GIVEN ENTRIES
-- BEGIN --
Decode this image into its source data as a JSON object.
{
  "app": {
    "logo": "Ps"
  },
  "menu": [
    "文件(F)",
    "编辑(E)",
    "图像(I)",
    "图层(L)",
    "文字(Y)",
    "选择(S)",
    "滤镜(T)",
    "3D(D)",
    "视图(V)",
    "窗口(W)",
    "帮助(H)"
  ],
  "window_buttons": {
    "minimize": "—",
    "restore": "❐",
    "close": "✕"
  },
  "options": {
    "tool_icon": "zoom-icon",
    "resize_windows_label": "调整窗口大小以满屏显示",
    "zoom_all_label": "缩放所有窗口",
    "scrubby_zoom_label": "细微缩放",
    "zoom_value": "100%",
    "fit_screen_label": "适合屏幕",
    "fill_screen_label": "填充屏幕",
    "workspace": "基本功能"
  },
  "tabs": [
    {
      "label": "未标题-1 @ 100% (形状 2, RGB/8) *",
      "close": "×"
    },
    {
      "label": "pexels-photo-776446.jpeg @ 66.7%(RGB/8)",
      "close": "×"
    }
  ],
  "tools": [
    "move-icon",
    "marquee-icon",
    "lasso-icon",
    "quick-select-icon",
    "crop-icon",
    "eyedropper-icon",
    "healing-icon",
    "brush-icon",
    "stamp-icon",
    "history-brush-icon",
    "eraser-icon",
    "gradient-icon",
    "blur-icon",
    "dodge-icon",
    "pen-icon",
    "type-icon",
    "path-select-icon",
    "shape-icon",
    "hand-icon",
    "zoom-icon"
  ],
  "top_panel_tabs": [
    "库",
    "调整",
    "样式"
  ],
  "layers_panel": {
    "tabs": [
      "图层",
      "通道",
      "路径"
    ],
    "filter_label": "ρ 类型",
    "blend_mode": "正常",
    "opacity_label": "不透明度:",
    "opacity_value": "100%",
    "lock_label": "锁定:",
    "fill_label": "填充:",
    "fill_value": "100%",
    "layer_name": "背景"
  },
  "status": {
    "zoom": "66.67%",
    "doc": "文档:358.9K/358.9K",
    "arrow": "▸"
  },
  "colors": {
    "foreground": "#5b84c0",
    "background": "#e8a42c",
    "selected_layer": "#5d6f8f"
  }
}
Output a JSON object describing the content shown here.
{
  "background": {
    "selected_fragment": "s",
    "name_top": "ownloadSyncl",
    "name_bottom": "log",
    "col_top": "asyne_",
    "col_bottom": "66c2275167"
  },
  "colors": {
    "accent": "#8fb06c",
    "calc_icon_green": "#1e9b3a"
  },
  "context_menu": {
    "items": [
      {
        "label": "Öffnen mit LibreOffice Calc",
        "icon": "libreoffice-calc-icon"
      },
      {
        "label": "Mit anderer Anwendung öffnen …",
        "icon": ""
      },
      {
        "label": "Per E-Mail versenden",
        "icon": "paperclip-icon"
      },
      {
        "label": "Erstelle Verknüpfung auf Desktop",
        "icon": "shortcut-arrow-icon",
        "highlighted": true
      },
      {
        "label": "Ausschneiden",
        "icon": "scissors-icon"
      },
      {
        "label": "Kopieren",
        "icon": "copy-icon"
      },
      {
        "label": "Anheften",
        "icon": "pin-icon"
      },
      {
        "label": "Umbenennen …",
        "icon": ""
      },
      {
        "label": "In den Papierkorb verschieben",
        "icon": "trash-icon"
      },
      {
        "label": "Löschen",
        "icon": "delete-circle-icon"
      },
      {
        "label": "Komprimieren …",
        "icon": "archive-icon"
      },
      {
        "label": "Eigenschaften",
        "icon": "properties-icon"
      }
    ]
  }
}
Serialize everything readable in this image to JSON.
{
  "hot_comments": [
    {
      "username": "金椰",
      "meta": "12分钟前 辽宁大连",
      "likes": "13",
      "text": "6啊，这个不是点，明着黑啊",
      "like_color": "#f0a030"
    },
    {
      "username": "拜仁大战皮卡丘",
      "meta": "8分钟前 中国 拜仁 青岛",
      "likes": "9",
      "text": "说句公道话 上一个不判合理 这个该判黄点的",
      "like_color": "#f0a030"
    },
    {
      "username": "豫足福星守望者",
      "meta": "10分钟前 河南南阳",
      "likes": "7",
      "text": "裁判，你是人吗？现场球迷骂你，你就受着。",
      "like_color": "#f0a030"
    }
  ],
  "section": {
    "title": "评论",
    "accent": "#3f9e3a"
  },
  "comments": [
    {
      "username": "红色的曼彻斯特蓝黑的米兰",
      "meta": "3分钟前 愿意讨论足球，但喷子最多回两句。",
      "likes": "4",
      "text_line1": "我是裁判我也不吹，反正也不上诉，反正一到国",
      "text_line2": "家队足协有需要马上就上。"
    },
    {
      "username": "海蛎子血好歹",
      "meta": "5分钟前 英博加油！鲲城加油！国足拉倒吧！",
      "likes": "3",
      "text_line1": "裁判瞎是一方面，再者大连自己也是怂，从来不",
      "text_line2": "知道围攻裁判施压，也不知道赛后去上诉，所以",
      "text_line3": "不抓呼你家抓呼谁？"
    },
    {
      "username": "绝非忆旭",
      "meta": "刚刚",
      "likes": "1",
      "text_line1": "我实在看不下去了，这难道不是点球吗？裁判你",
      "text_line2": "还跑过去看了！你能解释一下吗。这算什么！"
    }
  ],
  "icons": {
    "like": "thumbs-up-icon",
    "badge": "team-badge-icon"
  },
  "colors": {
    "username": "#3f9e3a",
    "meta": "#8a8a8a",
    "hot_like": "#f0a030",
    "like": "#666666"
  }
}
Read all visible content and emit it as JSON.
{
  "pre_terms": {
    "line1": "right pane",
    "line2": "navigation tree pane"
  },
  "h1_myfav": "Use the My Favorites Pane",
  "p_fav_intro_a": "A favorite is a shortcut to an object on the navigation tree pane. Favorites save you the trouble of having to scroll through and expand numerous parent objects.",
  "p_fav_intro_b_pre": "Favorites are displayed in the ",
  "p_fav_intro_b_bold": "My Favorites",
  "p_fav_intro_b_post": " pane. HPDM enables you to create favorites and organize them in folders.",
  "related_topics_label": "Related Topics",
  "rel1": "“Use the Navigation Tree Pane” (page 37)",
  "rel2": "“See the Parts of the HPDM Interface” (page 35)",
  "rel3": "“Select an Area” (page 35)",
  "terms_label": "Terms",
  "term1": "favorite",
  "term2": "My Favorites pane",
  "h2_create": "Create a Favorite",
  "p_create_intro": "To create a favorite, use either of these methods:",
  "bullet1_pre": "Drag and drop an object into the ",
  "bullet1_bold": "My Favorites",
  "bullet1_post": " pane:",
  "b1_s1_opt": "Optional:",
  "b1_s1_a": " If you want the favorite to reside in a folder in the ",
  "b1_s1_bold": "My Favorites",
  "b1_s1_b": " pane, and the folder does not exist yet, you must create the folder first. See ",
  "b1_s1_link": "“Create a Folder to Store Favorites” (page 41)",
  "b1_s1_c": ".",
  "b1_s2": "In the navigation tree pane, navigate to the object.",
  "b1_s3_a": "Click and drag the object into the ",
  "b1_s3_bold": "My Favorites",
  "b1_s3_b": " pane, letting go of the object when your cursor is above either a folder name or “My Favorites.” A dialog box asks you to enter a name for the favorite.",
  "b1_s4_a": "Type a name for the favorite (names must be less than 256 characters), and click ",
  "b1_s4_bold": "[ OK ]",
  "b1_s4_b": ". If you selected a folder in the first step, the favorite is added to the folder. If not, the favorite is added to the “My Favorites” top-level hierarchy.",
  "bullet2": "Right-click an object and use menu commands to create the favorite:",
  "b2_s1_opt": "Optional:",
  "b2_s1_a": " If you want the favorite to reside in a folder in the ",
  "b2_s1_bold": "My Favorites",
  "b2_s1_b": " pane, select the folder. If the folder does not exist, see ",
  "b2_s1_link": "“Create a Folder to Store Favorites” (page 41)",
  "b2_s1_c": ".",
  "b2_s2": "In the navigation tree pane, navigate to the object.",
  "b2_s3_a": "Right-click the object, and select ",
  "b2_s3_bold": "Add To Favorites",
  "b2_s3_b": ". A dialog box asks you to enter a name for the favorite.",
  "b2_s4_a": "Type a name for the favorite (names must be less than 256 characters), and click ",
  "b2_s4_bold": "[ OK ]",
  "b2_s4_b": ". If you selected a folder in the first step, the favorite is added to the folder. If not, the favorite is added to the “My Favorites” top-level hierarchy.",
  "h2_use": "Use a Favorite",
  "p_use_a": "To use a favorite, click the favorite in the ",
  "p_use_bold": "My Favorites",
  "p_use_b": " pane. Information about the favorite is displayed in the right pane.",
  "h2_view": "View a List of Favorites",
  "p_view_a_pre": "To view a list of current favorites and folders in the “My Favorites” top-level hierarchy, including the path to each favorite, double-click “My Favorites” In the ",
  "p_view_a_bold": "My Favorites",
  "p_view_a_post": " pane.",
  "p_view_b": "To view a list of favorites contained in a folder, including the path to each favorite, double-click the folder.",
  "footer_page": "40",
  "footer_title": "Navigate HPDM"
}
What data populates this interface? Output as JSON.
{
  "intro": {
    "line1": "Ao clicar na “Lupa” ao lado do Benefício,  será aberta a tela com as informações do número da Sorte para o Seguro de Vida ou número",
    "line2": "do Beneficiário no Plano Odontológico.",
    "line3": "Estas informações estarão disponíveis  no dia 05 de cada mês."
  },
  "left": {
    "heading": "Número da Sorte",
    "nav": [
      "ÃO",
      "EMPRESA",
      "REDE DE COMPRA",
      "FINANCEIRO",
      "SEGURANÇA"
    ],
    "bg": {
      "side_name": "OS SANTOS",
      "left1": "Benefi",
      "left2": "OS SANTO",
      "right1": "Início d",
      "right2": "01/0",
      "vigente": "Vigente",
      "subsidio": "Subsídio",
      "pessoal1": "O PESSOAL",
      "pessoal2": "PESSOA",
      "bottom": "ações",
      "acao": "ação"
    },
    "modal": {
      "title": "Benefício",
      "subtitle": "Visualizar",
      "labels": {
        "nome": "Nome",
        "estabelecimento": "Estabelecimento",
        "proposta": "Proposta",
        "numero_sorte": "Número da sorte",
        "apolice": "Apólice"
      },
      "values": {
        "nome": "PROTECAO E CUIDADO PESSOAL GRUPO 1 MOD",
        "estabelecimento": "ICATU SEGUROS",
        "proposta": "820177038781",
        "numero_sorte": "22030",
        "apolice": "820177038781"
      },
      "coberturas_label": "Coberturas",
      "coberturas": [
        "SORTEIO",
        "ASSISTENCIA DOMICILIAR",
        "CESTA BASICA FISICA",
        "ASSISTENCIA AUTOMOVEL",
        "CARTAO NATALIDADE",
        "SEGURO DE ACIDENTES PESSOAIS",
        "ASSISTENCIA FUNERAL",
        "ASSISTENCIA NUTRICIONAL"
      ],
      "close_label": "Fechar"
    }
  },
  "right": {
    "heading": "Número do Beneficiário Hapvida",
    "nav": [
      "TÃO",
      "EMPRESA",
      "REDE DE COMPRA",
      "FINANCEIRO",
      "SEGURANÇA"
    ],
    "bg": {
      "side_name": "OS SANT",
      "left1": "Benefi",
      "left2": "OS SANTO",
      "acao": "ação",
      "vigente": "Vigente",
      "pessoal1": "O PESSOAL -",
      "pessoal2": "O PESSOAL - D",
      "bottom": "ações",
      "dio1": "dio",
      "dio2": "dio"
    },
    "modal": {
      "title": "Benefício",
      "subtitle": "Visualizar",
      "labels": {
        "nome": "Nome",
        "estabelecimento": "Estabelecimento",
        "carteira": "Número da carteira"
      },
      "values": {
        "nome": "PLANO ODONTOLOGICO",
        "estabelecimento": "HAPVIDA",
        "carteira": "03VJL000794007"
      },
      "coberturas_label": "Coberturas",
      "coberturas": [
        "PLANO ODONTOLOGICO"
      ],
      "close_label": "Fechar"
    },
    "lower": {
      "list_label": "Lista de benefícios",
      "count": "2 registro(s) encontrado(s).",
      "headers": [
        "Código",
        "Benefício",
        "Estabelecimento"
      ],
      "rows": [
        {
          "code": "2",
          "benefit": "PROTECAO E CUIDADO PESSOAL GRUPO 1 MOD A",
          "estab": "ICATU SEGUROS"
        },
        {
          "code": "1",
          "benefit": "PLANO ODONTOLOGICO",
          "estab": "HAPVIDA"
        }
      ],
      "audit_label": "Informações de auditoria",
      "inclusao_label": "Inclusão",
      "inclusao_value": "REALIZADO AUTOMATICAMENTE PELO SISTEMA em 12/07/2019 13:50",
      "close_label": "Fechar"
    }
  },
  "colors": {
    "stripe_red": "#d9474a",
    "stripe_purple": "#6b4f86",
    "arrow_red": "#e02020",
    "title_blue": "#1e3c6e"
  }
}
-- END --
AIM
Search the records above for "data". Copy each line where it is found.

WORKED SOLUTION
Decode this image into its source data as a JSON object.
What data populates this interface? Output as JSON.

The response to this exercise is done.